(Data entries)
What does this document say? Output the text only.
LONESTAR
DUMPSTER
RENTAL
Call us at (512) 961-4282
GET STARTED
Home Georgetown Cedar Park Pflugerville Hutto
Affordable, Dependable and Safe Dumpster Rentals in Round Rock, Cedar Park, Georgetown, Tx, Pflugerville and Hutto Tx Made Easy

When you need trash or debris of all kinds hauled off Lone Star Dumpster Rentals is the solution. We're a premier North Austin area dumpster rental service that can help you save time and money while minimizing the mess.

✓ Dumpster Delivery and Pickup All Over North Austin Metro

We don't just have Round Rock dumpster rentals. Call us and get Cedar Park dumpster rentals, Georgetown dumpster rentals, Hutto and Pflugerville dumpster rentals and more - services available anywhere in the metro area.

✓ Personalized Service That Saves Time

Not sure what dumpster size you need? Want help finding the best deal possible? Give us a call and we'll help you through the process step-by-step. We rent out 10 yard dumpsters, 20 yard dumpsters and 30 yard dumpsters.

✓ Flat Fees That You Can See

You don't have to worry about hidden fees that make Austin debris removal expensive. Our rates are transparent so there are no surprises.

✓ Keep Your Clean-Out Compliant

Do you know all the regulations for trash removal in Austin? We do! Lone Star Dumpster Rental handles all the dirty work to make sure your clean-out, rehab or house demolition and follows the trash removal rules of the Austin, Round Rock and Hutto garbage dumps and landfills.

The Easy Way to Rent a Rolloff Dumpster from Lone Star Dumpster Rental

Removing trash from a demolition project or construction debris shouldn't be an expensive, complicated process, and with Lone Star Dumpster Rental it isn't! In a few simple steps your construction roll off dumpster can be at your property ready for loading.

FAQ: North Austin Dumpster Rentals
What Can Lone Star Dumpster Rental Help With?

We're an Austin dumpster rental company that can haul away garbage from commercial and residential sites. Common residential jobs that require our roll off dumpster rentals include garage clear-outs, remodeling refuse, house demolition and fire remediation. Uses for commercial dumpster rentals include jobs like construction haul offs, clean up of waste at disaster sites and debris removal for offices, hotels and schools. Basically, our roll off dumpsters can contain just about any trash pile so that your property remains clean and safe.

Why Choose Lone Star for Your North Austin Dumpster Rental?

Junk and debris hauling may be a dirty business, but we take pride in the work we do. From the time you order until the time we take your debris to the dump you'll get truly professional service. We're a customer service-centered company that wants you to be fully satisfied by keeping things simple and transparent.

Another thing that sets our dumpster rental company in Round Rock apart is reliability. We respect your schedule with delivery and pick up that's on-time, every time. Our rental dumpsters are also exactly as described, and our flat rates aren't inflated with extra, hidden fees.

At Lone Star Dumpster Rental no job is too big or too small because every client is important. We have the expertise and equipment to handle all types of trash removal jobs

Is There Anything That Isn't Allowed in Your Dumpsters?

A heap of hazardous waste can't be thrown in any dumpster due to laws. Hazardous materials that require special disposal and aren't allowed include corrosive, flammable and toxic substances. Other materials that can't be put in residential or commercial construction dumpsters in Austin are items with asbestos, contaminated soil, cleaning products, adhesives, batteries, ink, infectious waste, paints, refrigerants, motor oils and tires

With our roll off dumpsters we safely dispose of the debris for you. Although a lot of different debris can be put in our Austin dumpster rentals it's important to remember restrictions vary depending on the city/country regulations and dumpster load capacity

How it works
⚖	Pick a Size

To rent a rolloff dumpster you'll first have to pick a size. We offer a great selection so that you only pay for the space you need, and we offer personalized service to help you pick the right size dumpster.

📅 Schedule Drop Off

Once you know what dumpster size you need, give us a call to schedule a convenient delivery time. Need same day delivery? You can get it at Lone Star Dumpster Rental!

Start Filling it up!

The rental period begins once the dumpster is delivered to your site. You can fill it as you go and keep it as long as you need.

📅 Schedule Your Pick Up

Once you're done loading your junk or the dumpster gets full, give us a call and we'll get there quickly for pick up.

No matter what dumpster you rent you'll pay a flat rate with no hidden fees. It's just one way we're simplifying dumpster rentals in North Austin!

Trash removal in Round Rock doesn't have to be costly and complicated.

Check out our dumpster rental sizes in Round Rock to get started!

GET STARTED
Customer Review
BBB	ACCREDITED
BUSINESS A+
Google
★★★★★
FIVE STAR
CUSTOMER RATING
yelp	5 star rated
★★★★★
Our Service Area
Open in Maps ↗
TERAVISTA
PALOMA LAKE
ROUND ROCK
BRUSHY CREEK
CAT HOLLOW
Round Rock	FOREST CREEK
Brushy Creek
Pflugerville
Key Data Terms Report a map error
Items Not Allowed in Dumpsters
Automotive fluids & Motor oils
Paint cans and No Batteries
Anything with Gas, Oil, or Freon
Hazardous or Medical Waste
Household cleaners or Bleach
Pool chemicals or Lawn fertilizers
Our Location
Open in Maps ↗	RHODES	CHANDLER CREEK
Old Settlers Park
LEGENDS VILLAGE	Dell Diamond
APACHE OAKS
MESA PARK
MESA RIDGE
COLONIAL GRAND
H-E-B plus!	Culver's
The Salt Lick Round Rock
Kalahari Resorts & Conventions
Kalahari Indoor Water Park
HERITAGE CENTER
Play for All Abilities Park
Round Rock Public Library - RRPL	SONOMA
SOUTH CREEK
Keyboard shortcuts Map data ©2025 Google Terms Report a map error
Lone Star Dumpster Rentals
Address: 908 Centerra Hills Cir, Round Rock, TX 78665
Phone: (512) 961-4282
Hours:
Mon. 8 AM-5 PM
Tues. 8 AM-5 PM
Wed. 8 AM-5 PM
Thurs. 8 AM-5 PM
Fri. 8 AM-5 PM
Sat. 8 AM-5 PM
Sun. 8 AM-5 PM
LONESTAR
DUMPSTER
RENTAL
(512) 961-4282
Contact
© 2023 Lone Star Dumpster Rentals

#### Directions
Please repeat all the records above exactly as they appear.

#### Full solution
What does this document say? Output the text only.
LONESTAR
DUMPSTER
RENTAL
Call us at (512) 961-4282
GET STARTED
Home Georgetown Cedar Park Pflugerville Hutto
Affordable, Dependable and Safe Dumpster Rentals in Round Rock, Cedar Park, Georgetown, Tx, Pflugerville and Hutto Tx Made Easy

When you need trash or debris of all kinds hauled off Lone Star Dumpster Rentals is the solution. We're a premier North Austin area dumpster rental service that can help you save time and money while minimizing the mess.

✓ Dumpster Delivery and Pickup All Over North Austin Metro

We don't just have Round Rock dumpster rentals. Call us and get Cedar Park dumpster rentals, Georgetown dumpster rentals, Hutto and Pflugerville dumpster rentals and more - services available anywhere in the metro area.

✓ Personalized Service That Saves Time

Not sure what dumpster size you need? Want help finding the best deal possible? Give us a call and we'll help you through the process step-by-step. We rent out 10 yard dumpsters, 20 yard dumpsters and 30 yard dumpsters.

✓ Flat Fees That You Can See

You don't have to worry about hidden fees that make Austin debris removal expensive. Our rates are transparent so there are no surprises.

✓ Keep Your Clean-Out Compliant

Do you know all the regulations for trash removal in Austin? We do! Lone Star Dumpster Rental handles all the dirty work to make sure your clean-out, rehab or house demolition and follows the trash removal rules of the Austin, Round Rock and Hutto garbage dumps and landfills.

The Easy Way to Rent a Rolloff Dumpster from Lone Star Dumpster Rental

Removing trash from a demolition project or construction debris shouldn't be an expensive, complicated process, and with Lone Star Dumpster Rental it isn't! In a few simple steps your construction roll off dumpster can be at your property ready for loading.

FAQ: North Austin Dumpster Rentals
What Can Lone Star Dumpster Rental Help With?

We're an Austin dumpster rental company that can haul away garbage from commercial and residential sites. Common residential jobs that require our roll off dumpster rentals include garage clear-outs, remodeling refuse, house demolition and fire remediation. Uses for commercial dumpster rentals include jobs like construction haul offs, clean up of waste at disaster sites and debris removal for offices, hotels and schools. Basically, our roll off dumpsters can contain just about any trash pile so that your property remains clean and safe.

Why Choose Lone Star for Your North Austin Dumpster Rental?

Junk and debris hauling may be a dirty business, but we take pride in the work we do. From the time you order until the time we take your debris to the dump you'll get truly professional service. We're a customer service-centered company that wants you to be fully satisfied by keeping things simple and transparent.

Another thing that sets our dumpster rental company in Round Rock apart is reliability. We respect your schedule with delivery and pick up that's on-time, every time. Our rental dumpsters are also exactly as described, and our flat rates aren't inflated with extra, hidden fees.

At Lone Star Dumpster Rental no job is too big or too small because every client is important. We have the expertise and equipment to handle all types of trash removal jobs

Is There Anything That Isn't Allowed in Your Dumpsters?

A heap of hazardous waste can't be thrown in any dumpster due to laws. Hazardous materials that require special disposal and aren't allowed include corrosive, flammable and toxic substances. Other materials that can't be put in residential or commercial construction dumpsters in Austin are items with asbestos, contaminated soil, cleaning products, adhesives, batteries, ink, infectious waste, paints, refrigerants, motor oils and tires

With our roll off dumpsters we safely dispose of the debris for you. Although a lot of different debris can be put in our Austin dumpster rentals it's important to remember restrictions vary depending on the city/country regulations and dumpster load capacity

How it works
⚖	Pick a Size

To rent a rolloff dumpster you'll first have to pick a size. We offer a great selection so that you only pay for the space you need, and we offer personalized service to help you pick the right size dumpster.

📅 Schedule Drop Off

Once you know what dumpster size you need, give us a call to schedule a convenient delivery time. Need same day delivery? You can get it at Lone Star Dumpster Rental!

Start Filling it up!

The rental period begins once the dumpster is delivered to your site. You can fill it as you go and keep it as long as you need.

📅 Schedule Your Pick Up

Once you're done loading your junk or the dumpster gets full, give us a call and we'll get there quickly for pick up.

No matter what dumpster you rent you'll pay a flat rate with no hidden fees. It's just one way we're simplifying dumpster rentals in North Austin!

Trash removal in Round Rock doesn't have to be costly and complicated.

Check out our dumpster rental sizes in Round Rock to get started!

GET STARTED
Customer Review
BBB	ACCREDITED
BUSINESS A+
Google
★★★★★
FIVE STAR
CUSTOMER RATING
yelp	5 star rated
★★★★★
Our Service Area
Open in Maps ↗
TERAVISTA
PALOMA LAKE
ROUND ROCK
BRUSHY CREEK
CAT HOLLOW
Round Rock	FOREST CREEK
Brushy Creek
Pflugerville
Key Data Terms Report a map error
Items Not Allowed in Dumpsters
Automotive fluids & Motor oils
Paint cans and No Batteries
Anything with Gas, Oil, or Freon
Hazardous or Medical Waste
Household cleaners or Bleach
Pool chemicals or Lawn fertilizers
Our Location
Open in Maps ↗	RHODES	CHANDLER CREEK
Old Settlers Park
LEGENDS VILLAGE	Dell Diamond
APACHE OAKS
MESA PARK
MESA RIDGE
COLONIAL GRAND
H-E-B plus!	Culver's
The Salt Lick Round Rock
Kalahari Resorts & Conventions
Kalahari Indoor Water Park
HERITAGE CENTER
Play for All Abilities Park
Round Rock Public Library - RRPL	SONOMA
SOUTH CREEK
Keyboard shortcuts Map data ©2025 Google Terms Report a map error
Lone Star Dumpster Rentals
Address: 908 Centerra Hills Cir, Round Rock, TX 78665
Phone: (512) 961-4282
Hours:
Mon. 8 AM-5 PM
Tues. 8 AM-5 PM
Wed. 8 AM-5 PM
Thurs. 8 AM-5 PM
Fri. 8 AM-5 PM
Sat. 8 AM-5 PM
Sun. 8 AM-5 PM
LONESTAR
DUMPSTER
RENTAL
(512) 961-4282
Contact
© 2023 Lone Star Dumpster Rentals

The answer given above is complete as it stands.